## Required action
I need each line of the entries below that includes the string "creavit".

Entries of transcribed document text
━━━
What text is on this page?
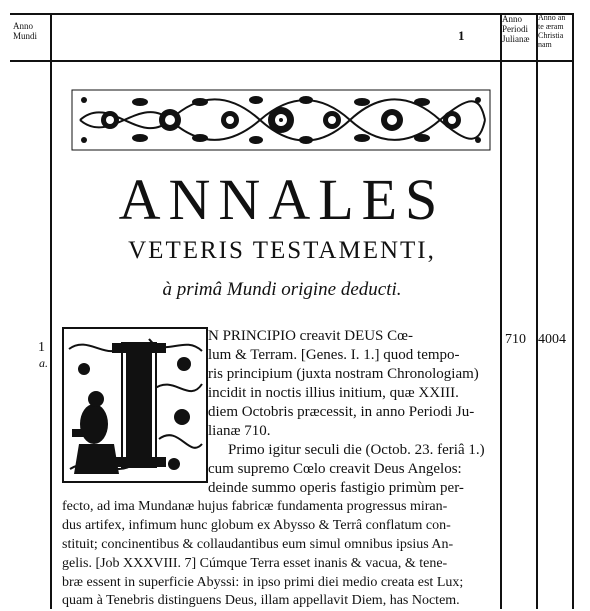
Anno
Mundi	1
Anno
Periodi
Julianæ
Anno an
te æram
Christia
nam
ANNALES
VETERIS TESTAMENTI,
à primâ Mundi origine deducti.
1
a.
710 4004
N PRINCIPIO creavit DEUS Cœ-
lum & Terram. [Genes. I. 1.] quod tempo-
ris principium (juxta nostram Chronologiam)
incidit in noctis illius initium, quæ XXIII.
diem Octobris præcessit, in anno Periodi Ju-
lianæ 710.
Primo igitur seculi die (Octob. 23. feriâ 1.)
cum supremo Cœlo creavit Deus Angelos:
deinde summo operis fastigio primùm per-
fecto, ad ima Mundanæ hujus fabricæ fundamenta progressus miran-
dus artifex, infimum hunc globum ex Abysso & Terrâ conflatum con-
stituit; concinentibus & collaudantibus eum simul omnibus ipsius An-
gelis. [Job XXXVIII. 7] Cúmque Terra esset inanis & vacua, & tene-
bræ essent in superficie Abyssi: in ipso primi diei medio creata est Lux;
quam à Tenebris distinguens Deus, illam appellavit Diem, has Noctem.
━━━
## Response to the exercise
N PRINCIPIO creavit DEUS Cœ-
cum supremo Cœlo creavit Deus Angelos:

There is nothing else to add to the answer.